Your task
Quote the listing below in its entirety, omitting every image.

>> start

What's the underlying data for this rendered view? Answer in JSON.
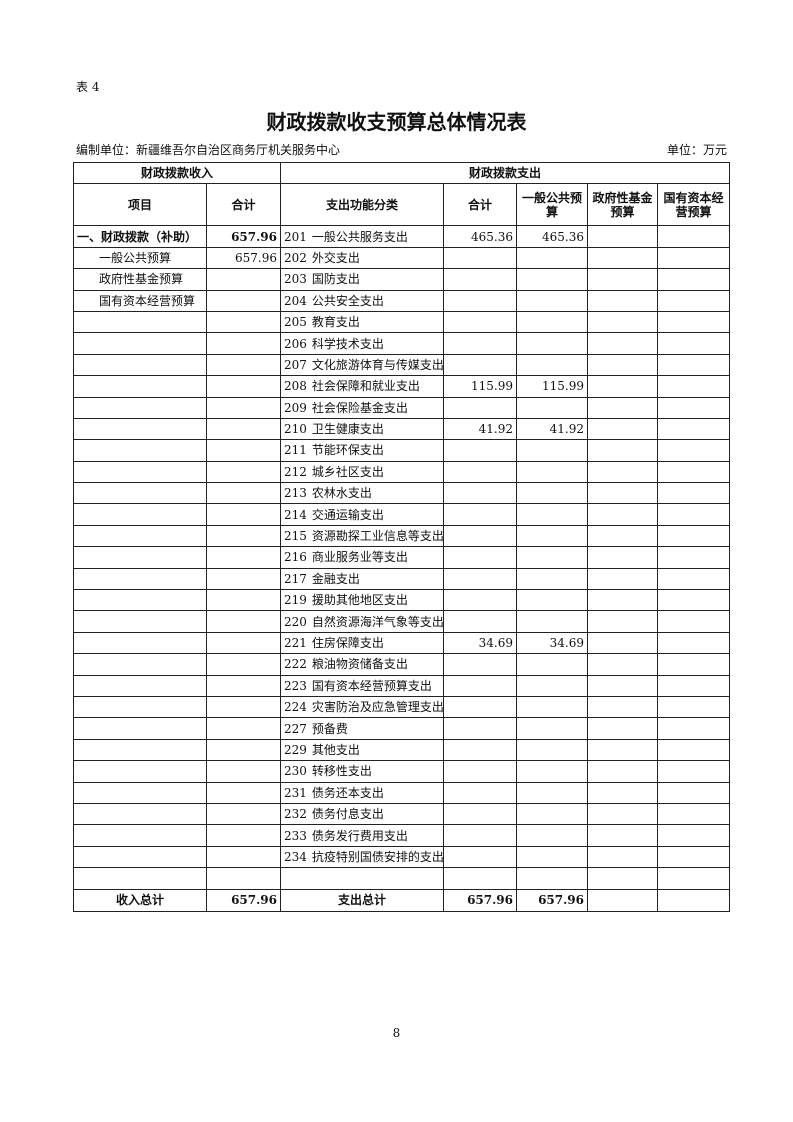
{
  "header": {
    "table_no": "表 4",
    "title": "财政拨款收支预算总体情况表",
    "unit_org": "编制单位：新疆维吾尔自治区商务厅机关服务中心",
    "unit": "单位：万元"
  },
  "table": {
    "group_headers": [
      "财政拨款收入",
      "财政拨款支出"
    ],
    "columns": [
      "项目",
      "合计",
      "支出功能分类",
      "合计",
      "一般公共预算",
      "政府性基金预算",
      "国有资本经营预算"
    ],
    "income_rows": [
      {
        "item": "一、财政拨款（补助）",
        "total": 657.96
      },
      {
        "item": "一般公共预算",
        "total": 657.96
      },
      {
        "item": "政府性基金预算"
      },
      {
        "item": "国有资本经营预算"
      }
    ],
    "expense_rows": [
      {
        "code": "201",
        "name": "一般公共服务支出",
        "total": 465.36,
        "general": 465.36
      },
      {
        "code": "202",
        "name": "外交支出"
      },
      {
        "code": "203",
        "name": "国防支出"
      },
      {
        "code": "204",
        "name": "公共安全支出"
      },
      {
        "code": "205",
        "name": "教育支出"
      },
      {
        "code": "206",
        "name": "科学技术支出"
      },
      {
        "code": "207",
        "name": "文化旅游体育与传媒支出"
      },
      {
        "code": "208",
        "name": "社会保障和就业支出",
        "total": 115.99,
        "general": 115.99
      },
      {
        "code": "209",
        "name": "社会保险基金支出"
      },
      {
        "code": "210",
        "name": "卫生健康支出",
        "total": 41.92,
        "general": 41.92
      },
      {
        "code": "211",
        "name": "节能环保支出"
      },
      {
        "code": "212",
        "name": "城乡社区支出"
      },
      {
        "code": "213",
        "name": "农林水支出"
      },
      {
        "code": "214",
        "name": "交通运输支出"
      },
      {
        "code": "215",
        "name": "资源勘探工业信息等支出"
      },
      {
        "code": "216",
        "name": "商业服务业等支出"
      },
      {
        "code": "217",
        "name": "金融支出"
      },
      {
        "code": "219",
        "name": "援助其他地区支出"
      },
      {
        "code": "220",
        "name": "自然资源海洋气象等支出"
      },
      {
        "code": "221",
        "name": "住房保障支出",
        "total": 34.69,
        "general": 34.69
      },
      {
        "code": "222",
        "name": "粮油物资储备支出"
      },
      {
        "code": "223",
        "name": "国有资本经营预算支出"
      },
      {
        "code": "224",
        "name": "灾害防治及应急管理支出"
      },
      {
        "code": "227",
        "name": "预备费"
      },
      {
        "code": "229",
        "name": "其他支出"
      },
      {
        "code": "230",
        "name": "转移性支出"
      },
      {
        "code": "231",
        "name": "债务还本支出"
      },
      {
        "code": "232",
        "name": "债务付息支出"
      },
      {
        "code": "233",
        "name": "债务发行费用支出"
      },
      {
        "code": "234",
        "name": "抗疫特别国债安排的支出"
      }
    ],
    "footer": {
      "income_label": "收入总计",
      "income_total": 657.96,
      "expense_label": "支出总计",
      "expense_total": 657.96,
      "general_total": 657.96
    }
  },
  "page_number": "8"
}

>> end

Complete output
What's the underlying data for this rendered view? Answer in JSON.
{
  "header": {
    "table_no": "表 4",
    "title": "财政拨款收支预算总体情况表",
    "unit_org": "编制单位：新疆维吾尔自治区商务厅机关服务中心",
    "unit": "单位：万元"
  },
  "table": {
    "group_headers": [
      "财政拨款收入",
      "财政拨款支出"
    ],
    "columns": [
      "项目",
      "合计",
      "支出功能分类",
      "合计",
      "一般公共预算",
      "政府性基金预算",
      "国有资本经营预算"
    ],
    "income_rows": [
      {
        "item": "一、财政拨款（补助）",
        "total": 657.96
      },
      {
        "item": "一般公共预算",
        "total": 657.96
      },
      {
        "item": "政府性基金预算"
      },
      {
        "item": "国有资本经营预算"
      }
    ],
    "expense_rows": [
      {
        "code": "201",
        "name": "一般公共服务支出",
        "total": 465.36,
        "general": 465.36
      },
      {
        "code": "202",
        "name": "外交支出"
      },
      {
        "code": "203",
        "name": "国防支出"
      },
      {
        "code": "204",
        "name": "公共安全支出"
      },
      {
        "code": "205",
        "name": "教育支出"
      },
      {
        "code": "206",
        "name": "科学技术支出"
      },
      {
        "code": "207",
        "name": "文化旅游体育与传媒支出"
      },
      {
        "code": "208",
        "name": "社会保障和就业支出",
        "total": 115.99,
        "general": 115.99
      },
      {
        "code": "209",
        "name": "社会保险基金支出"
      },
      {
        "code": "210",
        "name": "卫生健康支出",
        "total": 41.92,
        "general": 41.92
      },
      {
        "code": "211",
        "name": "节能环保支出"
      },
      {
        "code": "212",
        "name": "城乡社区支出"
      },
      {
        "code": "213",
        "name": "农林水支出"
      },
      {
        "code": "214",
        "name": "交通运输支出"
      },
      {
        "code": "215",
        "name": "资源勘探工业信息等支出"
      },
      {
        "code": "216",
        "name": "商业服务业等支出"
      },
      {
        "code": "217",
        "name": "金融支出"
      },
      {
        "code": "219",
        "name": "援助其他地区支出"
      },
      {
        "code": "220",
        "name": "自然资源海洋气象等支出"
      },
      {
        "code": "221",
        "name": "住房保障支出",
        "total": 34.69,
        "general": 34.69
      },
      {
        "code": "222",
        "name": "粮油物资储备支出"
      },
      {
        "code": "223",
        "name": "国有资本经营预算支出"
      },
      {
        "code": "224",
        "name": "灾害防治及应急管理支出"
      },
      {
        "code": "227",
        "name": "预备费"
      },
      {
        "code": "229",
        "name": "其他支出"
      },
      {
        "code": "230",
        "name": "转移性支出"
      },
      {
        "code": "231",
        "name": "债务还本支出"
      },
      {
        "code": "232",
        "name": "债务付息支出"
      },
      {
        "code": "233",
        "name": "债务发行费用支出"
      },
      {
        "code": "234",
        "name": "抗疫特别国债安排的支出"
      }
    ],
    "footer": {
      "income_label": "收入总计",
      "income_total": 657.96,
      "expense_label": "支出总计",
      "expense_total": 657.96,
      "general_total": 657.96
    }
  },
  "page_number": "8"
}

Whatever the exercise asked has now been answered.